> _REQUIREMENTS_
Below is a block of records; repeat each one exactly.

===== GIVEN RECORDS =====

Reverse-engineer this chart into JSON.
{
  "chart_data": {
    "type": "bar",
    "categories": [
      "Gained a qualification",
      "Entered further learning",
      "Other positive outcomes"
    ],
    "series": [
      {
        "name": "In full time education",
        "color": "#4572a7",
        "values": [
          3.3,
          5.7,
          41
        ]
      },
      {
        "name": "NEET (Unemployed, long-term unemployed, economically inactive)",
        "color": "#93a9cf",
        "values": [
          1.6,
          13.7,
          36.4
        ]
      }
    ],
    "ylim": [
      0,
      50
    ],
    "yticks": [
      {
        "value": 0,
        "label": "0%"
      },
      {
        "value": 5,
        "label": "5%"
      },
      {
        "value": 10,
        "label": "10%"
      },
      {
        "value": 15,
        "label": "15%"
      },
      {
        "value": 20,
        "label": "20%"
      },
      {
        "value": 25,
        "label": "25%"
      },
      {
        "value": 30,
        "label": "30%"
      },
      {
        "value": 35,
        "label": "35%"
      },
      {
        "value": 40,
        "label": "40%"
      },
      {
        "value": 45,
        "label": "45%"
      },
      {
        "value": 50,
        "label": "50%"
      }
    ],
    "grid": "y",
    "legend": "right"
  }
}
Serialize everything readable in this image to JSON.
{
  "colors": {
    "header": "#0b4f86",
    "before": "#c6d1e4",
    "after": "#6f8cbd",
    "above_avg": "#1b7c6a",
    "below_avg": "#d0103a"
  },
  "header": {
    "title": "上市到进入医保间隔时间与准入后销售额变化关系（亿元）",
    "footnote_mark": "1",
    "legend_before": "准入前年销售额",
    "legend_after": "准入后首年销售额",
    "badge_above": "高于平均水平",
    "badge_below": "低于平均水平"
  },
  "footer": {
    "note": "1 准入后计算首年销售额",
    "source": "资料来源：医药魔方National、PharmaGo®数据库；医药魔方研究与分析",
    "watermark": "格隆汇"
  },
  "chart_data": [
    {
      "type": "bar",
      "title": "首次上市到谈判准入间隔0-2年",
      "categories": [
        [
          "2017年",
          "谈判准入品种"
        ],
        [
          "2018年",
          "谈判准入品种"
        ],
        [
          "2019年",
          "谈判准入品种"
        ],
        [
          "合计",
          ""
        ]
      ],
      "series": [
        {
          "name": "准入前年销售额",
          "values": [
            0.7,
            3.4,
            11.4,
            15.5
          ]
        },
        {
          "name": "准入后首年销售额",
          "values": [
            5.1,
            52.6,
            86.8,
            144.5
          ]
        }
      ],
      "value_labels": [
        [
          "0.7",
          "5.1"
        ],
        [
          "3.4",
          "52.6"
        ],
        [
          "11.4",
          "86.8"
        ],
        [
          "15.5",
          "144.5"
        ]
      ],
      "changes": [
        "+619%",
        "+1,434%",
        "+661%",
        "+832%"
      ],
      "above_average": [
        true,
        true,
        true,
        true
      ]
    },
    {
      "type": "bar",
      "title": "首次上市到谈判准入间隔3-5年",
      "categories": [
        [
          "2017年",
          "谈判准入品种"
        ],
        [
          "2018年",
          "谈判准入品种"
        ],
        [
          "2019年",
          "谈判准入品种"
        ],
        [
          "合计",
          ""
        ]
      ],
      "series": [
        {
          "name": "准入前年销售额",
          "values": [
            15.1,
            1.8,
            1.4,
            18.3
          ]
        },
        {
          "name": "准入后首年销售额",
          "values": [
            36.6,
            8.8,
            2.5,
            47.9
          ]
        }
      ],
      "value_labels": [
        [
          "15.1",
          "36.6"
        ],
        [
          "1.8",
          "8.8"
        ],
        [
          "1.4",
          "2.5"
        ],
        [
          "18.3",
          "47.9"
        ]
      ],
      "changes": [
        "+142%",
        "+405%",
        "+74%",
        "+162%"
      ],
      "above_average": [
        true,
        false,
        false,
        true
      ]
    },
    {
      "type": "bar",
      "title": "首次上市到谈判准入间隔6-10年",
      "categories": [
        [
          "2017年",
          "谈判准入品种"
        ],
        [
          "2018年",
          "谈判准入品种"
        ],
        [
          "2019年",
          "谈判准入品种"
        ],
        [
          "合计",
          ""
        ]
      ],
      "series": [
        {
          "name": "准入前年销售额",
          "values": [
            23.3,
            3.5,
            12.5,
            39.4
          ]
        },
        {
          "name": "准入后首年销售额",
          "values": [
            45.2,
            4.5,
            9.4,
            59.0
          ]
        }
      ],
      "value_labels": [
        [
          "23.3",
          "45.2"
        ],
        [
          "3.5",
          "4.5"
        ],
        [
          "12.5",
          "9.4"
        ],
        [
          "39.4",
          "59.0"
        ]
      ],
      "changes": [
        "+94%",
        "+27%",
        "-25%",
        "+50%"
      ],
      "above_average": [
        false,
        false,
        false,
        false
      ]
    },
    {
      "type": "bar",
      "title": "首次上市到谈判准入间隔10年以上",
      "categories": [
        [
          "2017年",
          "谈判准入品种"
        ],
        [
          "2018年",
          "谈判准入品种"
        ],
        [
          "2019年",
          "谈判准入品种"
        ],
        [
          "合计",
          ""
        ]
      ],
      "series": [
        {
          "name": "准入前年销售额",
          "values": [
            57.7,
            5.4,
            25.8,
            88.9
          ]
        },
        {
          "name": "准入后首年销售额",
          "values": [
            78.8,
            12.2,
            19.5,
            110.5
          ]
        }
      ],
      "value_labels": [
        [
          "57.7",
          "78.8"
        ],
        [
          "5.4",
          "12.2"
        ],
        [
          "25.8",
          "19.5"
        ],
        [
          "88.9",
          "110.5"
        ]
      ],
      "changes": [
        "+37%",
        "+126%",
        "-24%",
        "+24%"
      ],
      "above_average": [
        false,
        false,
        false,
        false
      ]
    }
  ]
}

=====

> _COMPLETED TASK_
Reverse-engineer this chart into JSON.
{
  "chart_data": {
    "type": "bar",
    "categories": [
      "Gained a qualification",
      "Entered further learning",
      "Other positive outcomes"
    ],
    "series": [
      {
        "name": "In full time education",
        "color": "#4572a7",
        "values": [
          3.3,
          5.7,
          41
        ]
      },
      {
        "name": "NEET (Unemployed, long-term unemployed, economically inactive)",
        "color": "#93a9cf",
        "values": [
          1.6,
          13.7,
          36.4
        ]
      }
    ],
    "ylim": [
      0,
      50
    ],
    "yticks": [
      {
        "value": 0,
        "label": "0%"
      },
      {
        "value": 5,
        "label": "5%"
      },
      {
        "value": 10,
        "label": "10%"
      },
      {
        "value": 15,
        "label": "15%"
      },
      {
        "value": 20,
        "label": "20%"
      },
      {
        "value": 25,
        "label": "25%"
      },
      {
        "value": 30,
        "label": "30%"
      },
      {
        "value": 35,
        "label": "35%"
      },
      {
        "value": 40,
        "label": "40%"
      },
      {
        "value": 45,
        "label": "45%"
      },
      {
        "value": 50,
        "label": "50%"
      }
    ],
    "grid": "y",
    "legend": "right"
  }
}
Serialize everything readable in this image to JSON.
{
  "colors": {
    "header": "#0b4f86",
    "before": "#c6d1e4",
    "after": "#6f8cbd",
    "above_avg": "#1b7c6a",
    "below_avg": "#d0103a"
  },
  "header": {
    "title": "上市到进入医保间隔时间与准入后销售额变化关系（亿元）",
    "footnote_mark": "1",
    "legend_before": "准入前年销售额",
    "legend_after": "准入后首年销售额",
    "badge_above": "高于平均水平",
    "badge_below": "低于平均水平"
  },
  "footer": {
    "note": "1 准入后计算首年销售额",
    "source": "资料来源：医药魔方National、PharmaGo®数据库；医药魔方研究与分析",
    "watermark": "格隆汇"
  },
  "chart_data": [
    {
      "type": "bar",
      "title": "首次上市到谈判准入间隔0-2年",
      "categories": [
        [
          "2017年",
          "谈判准入品种"
        ],
        [
          "2018年",
          "谈判准入品种"
        ],
        [
          "2019年",
          "谈判准入品种"
        ],
        [
          "合计",
          ""
        ]
      ],
      "series": [
        {
          "name": "准入前年销售额",
          "values": [
            0.7,
            3.4,
            11.4,
            15.5
          ]
        },
        {
          "name": "准入后首年销售额",
          "values": [
            5.1,
            52.6,
            86.8,
            144.5
          ]
        }
      ],
      "value_labels": [
        [
          "0.7",
          "5.1"
        ],
        [
          "3.4",
          "52.6"
        ],
        [
          "11.4",
          "86.8"
        ],
        [
          "15.5",
          "144.5"
        ]
      ],
      "changes": [
        "+619%",
        "+1,434%",
        "+661%",
        "+832%"
      ],
      "above_average": [
        true,
        true,
        true,
        true
      ]
    },
    {
      "type": "bar",
      "title": "首次上市到谈判准入间隔3-5年",
      "categories": [
        [
          "2017年",
          "谈判准入品种"
        ],
        [
          "2018年",
          "谈判准入品种"
        ],
        [
          "2019年",
          "谈判准入品种"
        ],
        [
          "合计",
          ""
        ]
      ],
      "series": [
        {
          "name": "准入前年销售额",
          "values": [
            15.1,
            1.8,
            1.4,
            18.3
          ]
        },
        {
          "name": "准入后首年销售额",
          "values": [
            36.6,
            8.8,
            2.5,
            47.9
          ]
        }
      ],
      "value_labels": [
        [
          "15.1",
          "36.6"
        ],
        [
          "1.8",
          "8.8"
        ],
        [
          "1.4",
          "2.5"
        ],
        [
          "18.3",
          "47.9"
        ]
      ],
      "changes": [
        "+142%",
        "+405%",
        "+74%",
        "+162%"
      ],
      "above_average": [
        true,
        false,
        false,
        true
      ]
    },
    {
      "type": "bar",
      "title": "首次上市到谈判准入间隔6-10年",
      "categories": [
        [
          "2017年",
          "谈判准入品种"
        ],
        [
          "2018年",
          "谈判准入品种"
        ],
        [
          "2019年",
          "谈判准入品种"
        ],
        [
          "合计",
          ""
        ]
      ],
      "series": [
        {
          "name": "准入前年销售额",
          "values": [
            23.3,
            3.5,
            12.5,
            39.4
          ]
        },
        {
          "name": "准入后首年销售额",
          "values": [
            45.2,
            4.5,
            9.4,
            59.0
          ]
        }
      ],
      "value_labels": [
        [
          "23.3",
          "45.2"
        ],
        [
          "3.5",
          "4.5"
        ],
        [
          "12.5",
          "9.4"
        ],
        [
          "39.4",
          "59.0"
        ]
      ],
      "changes": [
        "+94%",
        "+27%",
        "-25%",
        "+50%"
      ],
      "above_average": [
        false,
        false,
        false,
        false
      ]
    },
    {
      "type": "bar",
      "title": "首次上市到谈判准入间隔10年以上",
      "categories": [
        [
          "2017年",
          "谈判准入品种"
        ],
        [
          "2018年",
          "谈判准入品种"
        ],
        [
          "2019年",
          "谈判准入品种"
        ],
        [
          "合计",
          ""
        ]
      ],
      "series": [
        {
          "name": "准入前年销售额",
          "values": [
            57.7,
            5.4,
            25.8,
            88.9
          ]
        },
        {
          "name": "准入后首年销售额",
          "values": [
            78.8,
            12.2,
            19.5,
            110.5
          ]
        }
      ],
      "value_labels": [
        [
          "57.7",
          "78.8"
        ],
        [
          "5.4",
          "12.2"
        ],
        [
          "25.8",
          "19.5"
        ],
        [
          "88.9",
          "110.5"
        ]
      ],
      "changes": [
        "+37%",
        "+126%",
        "-24%",
        "+24%"
      ],
      "above_average": [
        false,
        false,
        false,
        false
      ]
    }
  ]
}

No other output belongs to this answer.